* Task material *
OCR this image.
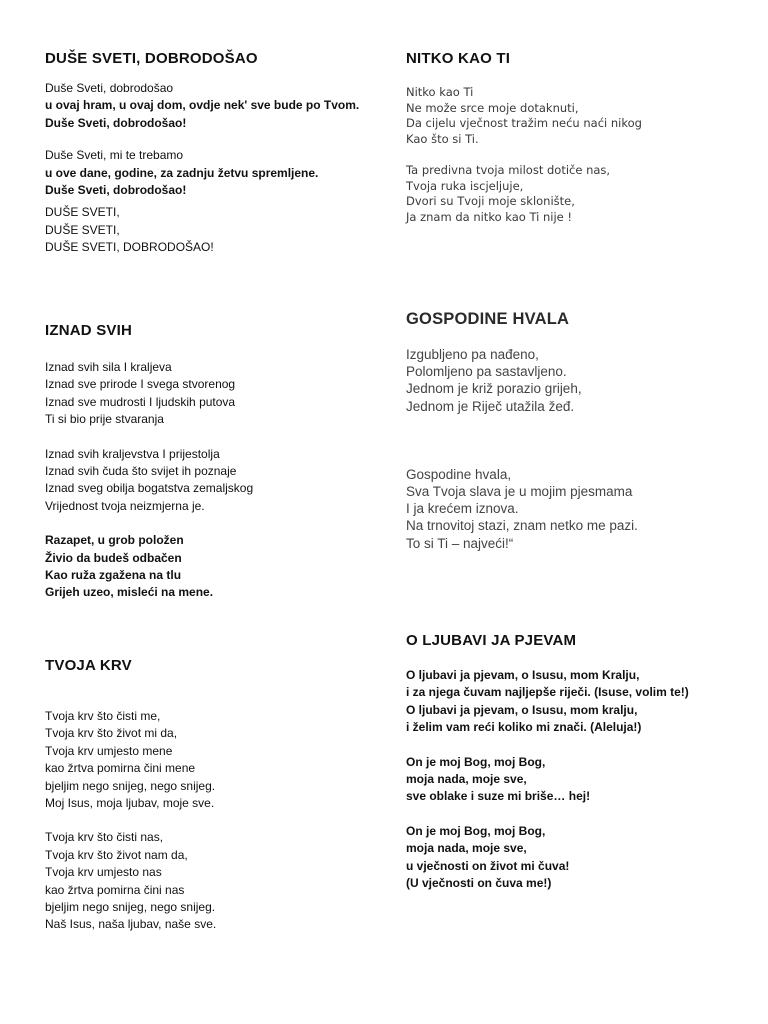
DUŠE SVETI, DOBRODOŠAO
Duše Sveti, dobrodošao
u ovaj hram, u ovaj dom, ovdje nek' sve bude po Tvom.
Duše Sveti, dobrodošao!
Duše Sveti, mi te trebamo
u ove dane, godine, za zadnju žetvu spremljene.
Duše Sveti, dobrodošao!
DUŠE SVETI,
DUŠE SVETI,
DUŠE SVETI, DOBRODOŠAO!
IZNAD SVIH
Iznad svih sila I kraljeva
Iznad sve prirode I svega stvorenog
Iznad sve mudrosti I ljudskih putova
Ti si bio prije stvaranja
Iznad svih kraljevstva I prijestolja
Iznad svih čuda što svijet ih poznaje
Iznad sveg obilja bogatstva zemaljskog
Vrijednost tvoja neizmjerna je.
Razapet, u grob položen
Živio da budeš odbačen
Kao ruža zgažena na tlu
Grijeh uzeo, misleći na mene.
TVOJA KRV
Tvoja krv što čisti me,
Tvoja krv što život mi da,
Tvoja krv umjesto mene
kao žrtva pomirna čini mene
bjeljim nego snijeg, nego snijeg.
Moj Isus, moja ljubav, moje sve.
Tvoja krv što čisti nas,
Tvoja krv što život nam da,
Tvoja krv umjesto nas
kao žrtva pomirna čini nas
bjeljim nego snijeg, nego snijeg.
Naš Isus, naša ljubav, naše sve.
NITKO KAO TI
Nitko kao Ti
Ne može srce moje dotaknuti,
Da cijelu vječnost tražim neću naći nikog
Kao što si Ti.
Ta predivna tvoja milost dotiče nas,
Tvoja ruka iscjeljuje,
Dvori su Tvoji moje sklonište,
Ja znam da nitko kao Ti nije !
GOSPODINE HVALA
Izgubljeno pa nađeno,
Polomljeno pa sastavljeno.
Jednom je križ porazio grijeh,
Jednom je Riječ utažila žeđ.
Gospodine hvala,
Sva Tvoja slava je u mojim pjesmama
I ja krećem iznova.
Na trnovitoj stazi, znam netko me pazi.
To si Ti – najveći!“
O LJUBAVI JA PJEVAM
O ljubavi ja pjevam, o Isusu, mom Kralju,
i za njega čuvam najljepše riječi. (Isuse, volim te!)
O ljubavi ja pjevam, o Isusu, mom kralju,
i želim vam reći koliko mi znači. (Aleluja!)
On je moj Bog, moj Bog,
moja nada, moje sve,
sve oblake i suze mi briše… hej!
On je moj Bog, moj Bog,
moja nada, moje sve,
u vječnosti on život mi čuva!
(U vječnosti on čuva me!)
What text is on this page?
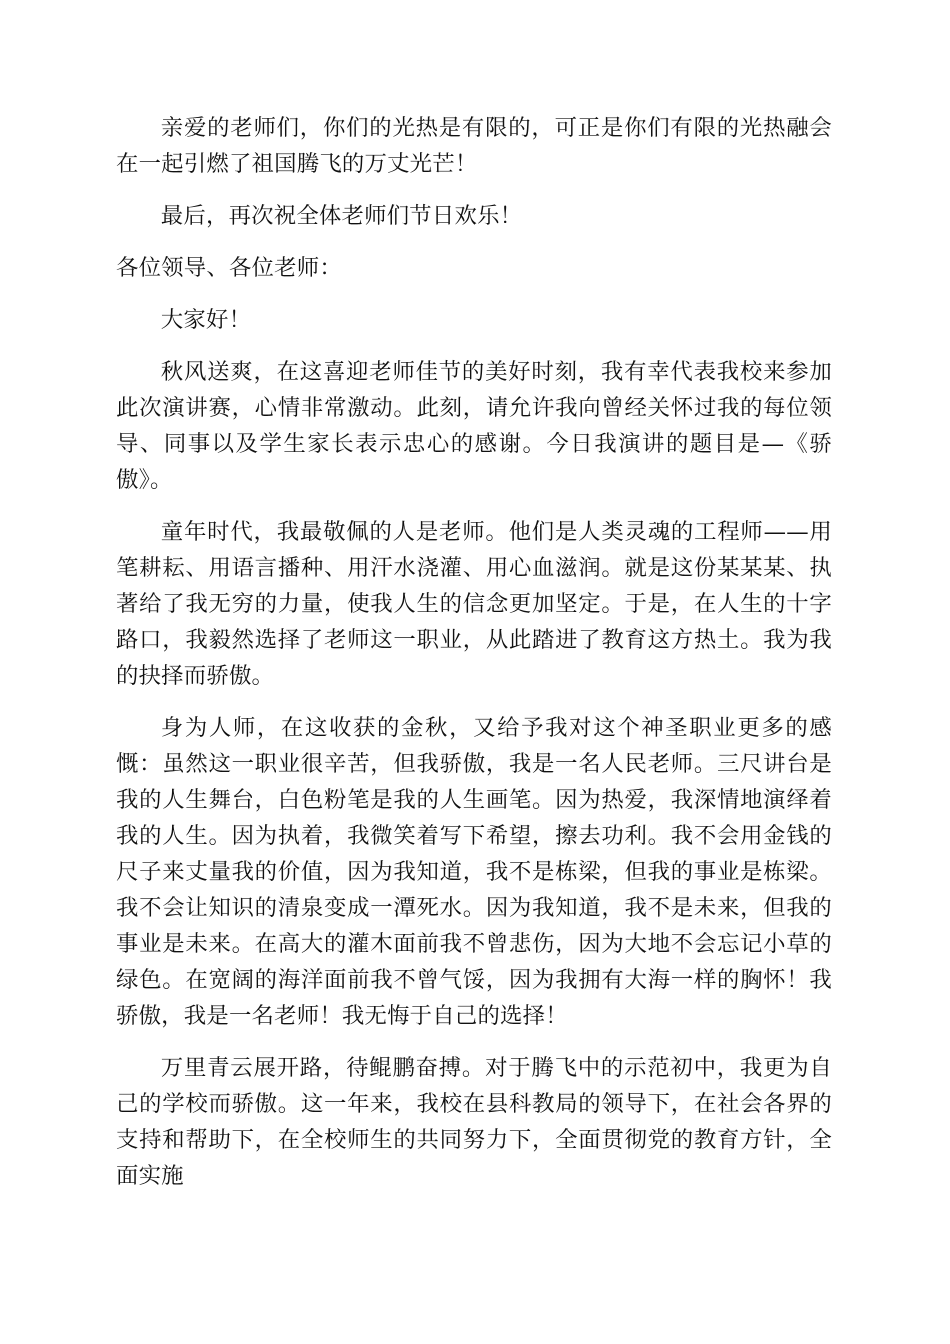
亲爱的老师们，你们的光热是有限的，可正是你们有限的光热融会在一起引燃了祖国腾飞的万丈光芒！

最后，再次祝全体老师们节日欢乐！

各位领导、各位老师：

大家好！

秋风送爽，在这喜迎老师佳节的美好时刻，我有幸代表我校来参加此次演讲赛，心情非常激动。此刻，请允许我向曾经关怀过我的每位领导、同事以及学生家长表示忠心的感谢。今日我演讲的题目是—《骄傲》。

童年时代，我最敬佩的人是老师。他们是人类灵魂的工程师——用笔耕耘、用语言播种、用汗水浇灌、用心血滋润。就是这份某某某、执著给了我无穷的力量，使我人生的信念更加坚定。于是，在人生的十字路口，我毅然选择了老师这一职业，从此踏进了教育这方热土。我为我的抉择而骄傲。

身为人师，在这收获的金秋，又给予我对这个神圣职业更多的感慨：虽然这一职业很辛苦，但我骄傲，我是一名人民老师。三尺讲台是我的人生舞台，白色粉笔是我的人生画笔。因为热爱，我深情地演绎着我的人生。因为执着，我微笑着写下希望，擦去功利。我不会用金钱的尺子来丈量我的价值，因为我知道，我不是栋梁，但我的事业是栋梁。我不会让知识的清泉变成一潭死水。因为我知道，我不是未来，但我的事业是未来。在高大的灌木面前我不曾悲伤，因为大地不会忘记小草的绿色。在宽阔的海洋面前我不曾气馁，因为我拥有大海一样的胸怀！我骄傲，我是一名老师！我无悔于自己的选择！

万里青云展开路，待鲲鹏奋搏。对于腾飞中的示范初中，我更为自己的学校而骄傲。这一年来，我校在县科教局的领导下，在社会各界的支持和帮助下，在全校师生的共同努力下，全面贯彻党的教育方针，全面实施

* Task requirements *
For each line in the data above that contains the string "pomirna", extract the line.

* Exercise result *
kao žrtva pomirna čini mene
kao žrtva pomirna čini nas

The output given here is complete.